Your instructions.
Copy out all the lines where "Engagement" shows up.

+++++

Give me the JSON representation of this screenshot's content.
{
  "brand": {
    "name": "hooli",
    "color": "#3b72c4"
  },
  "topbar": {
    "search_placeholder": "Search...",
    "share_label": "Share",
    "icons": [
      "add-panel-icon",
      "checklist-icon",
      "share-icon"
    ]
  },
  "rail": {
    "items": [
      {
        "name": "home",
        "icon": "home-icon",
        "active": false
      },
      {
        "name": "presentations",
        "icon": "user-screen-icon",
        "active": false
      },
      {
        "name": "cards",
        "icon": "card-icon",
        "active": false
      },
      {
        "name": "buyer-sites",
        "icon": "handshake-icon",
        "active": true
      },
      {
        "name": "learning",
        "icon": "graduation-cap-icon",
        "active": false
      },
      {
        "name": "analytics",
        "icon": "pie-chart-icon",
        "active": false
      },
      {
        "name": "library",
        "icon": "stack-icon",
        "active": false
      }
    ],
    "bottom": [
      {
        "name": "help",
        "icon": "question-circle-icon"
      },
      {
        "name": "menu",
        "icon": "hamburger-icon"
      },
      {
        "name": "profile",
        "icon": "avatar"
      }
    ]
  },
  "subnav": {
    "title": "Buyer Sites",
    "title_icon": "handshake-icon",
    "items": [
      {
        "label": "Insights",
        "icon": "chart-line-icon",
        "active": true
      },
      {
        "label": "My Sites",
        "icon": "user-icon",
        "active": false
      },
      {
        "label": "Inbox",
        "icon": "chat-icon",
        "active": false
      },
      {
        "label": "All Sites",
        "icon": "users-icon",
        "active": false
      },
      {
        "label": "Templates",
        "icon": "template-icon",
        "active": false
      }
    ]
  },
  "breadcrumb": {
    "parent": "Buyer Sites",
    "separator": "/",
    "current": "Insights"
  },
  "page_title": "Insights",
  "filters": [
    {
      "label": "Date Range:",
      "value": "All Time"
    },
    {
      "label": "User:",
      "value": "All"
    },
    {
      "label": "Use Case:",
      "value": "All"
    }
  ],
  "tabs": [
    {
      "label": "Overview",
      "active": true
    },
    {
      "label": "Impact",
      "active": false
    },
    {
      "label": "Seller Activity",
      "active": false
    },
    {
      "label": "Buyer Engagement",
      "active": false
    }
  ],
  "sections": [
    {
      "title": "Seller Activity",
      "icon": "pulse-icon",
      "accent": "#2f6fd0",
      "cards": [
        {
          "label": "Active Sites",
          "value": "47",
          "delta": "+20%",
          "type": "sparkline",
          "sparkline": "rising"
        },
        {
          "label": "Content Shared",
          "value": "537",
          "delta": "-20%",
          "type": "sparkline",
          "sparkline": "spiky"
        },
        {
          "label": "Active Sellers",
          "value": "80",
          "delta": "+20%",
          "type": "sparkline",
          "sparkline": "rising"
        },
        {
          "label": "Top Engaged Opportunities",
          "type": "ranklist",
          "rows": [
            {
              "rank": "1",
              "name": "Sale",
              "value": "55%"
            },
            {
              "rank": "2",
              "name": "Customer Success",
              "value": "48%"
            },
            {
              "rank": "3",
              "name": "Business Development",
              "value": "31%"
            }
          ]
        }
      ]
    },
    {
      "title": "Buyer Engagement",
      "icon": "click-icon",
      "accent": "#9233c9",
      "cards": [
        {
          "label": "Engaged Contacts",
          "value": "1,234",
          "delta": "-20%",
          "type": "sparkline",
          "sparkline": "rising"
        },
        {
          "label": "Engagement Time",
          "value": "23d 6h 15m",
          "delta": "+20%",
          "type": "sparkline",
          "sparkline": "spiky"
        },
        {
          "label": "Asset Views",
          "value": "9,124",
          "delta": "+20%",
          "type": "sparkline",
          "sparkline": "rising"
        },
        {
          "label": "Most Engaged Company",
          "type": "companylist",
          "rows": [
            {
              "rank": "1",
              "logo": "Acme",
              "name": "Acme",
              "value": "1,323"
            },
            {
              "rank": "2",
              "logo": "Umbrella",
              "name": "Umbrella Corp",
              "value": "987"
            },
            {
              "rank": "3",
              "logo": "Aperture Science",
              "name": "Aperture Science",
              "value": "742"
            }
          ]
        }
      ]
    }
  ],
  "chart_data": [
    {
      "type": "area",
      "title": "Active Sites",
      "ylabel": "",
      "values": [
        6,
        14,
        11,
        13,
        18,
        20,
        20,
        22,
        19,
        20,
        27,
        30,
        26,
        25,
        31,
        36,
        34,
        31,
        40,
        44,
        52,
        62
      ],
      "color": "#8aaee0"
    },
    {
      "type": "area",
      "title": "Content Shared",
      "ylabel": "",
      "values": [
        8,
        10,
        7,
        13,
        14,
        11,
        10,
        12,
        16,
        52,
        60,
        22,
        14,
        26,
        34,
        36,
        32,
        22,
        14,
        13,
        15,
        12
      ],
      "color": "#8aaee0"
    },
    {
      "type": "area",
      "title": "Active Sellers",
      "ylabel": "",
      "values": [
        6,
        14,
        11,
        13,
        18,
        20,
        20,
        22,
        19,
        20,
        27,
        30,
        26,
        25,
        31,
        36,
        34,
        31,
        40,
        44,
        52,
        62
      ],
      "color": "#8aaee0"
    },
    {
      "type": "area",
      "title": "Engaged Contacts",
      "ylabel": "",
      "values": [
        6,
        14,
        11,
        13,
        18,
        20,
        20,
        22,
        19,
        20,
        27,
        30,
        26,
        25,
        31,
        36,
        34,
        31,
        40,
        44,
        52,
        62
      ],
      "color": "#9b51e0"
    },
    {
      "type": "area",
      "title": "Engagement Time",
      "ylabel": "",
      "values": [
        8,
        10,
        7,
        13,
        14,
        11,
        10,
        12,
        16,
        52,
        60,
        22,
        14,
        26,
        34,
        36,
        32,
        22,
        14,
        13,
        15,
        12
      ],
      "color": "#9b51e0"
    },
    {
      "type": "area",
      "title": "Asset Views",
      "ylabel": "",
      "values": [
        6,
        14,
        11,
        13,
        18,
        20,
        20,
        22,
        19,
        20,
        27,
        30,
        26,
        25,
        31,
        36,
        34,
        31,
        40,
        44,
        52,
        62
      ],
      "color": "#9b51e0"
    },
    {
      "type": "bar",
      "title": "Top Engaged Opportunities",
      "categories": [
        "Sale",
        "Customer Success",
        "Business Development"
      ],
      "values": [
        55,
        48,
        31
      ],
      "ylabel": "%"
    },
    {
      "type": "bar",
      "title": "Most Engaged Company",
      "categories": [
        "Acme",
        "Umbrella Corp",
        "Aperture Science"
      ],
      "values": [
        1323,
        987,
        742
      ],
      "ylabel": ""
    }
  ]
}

+++++

Written reply.
      "label": "Buyer Engagement",
      "title": "Buyer Engagement",
          "label": "Engagement Time",
      "title": "Engagement Time",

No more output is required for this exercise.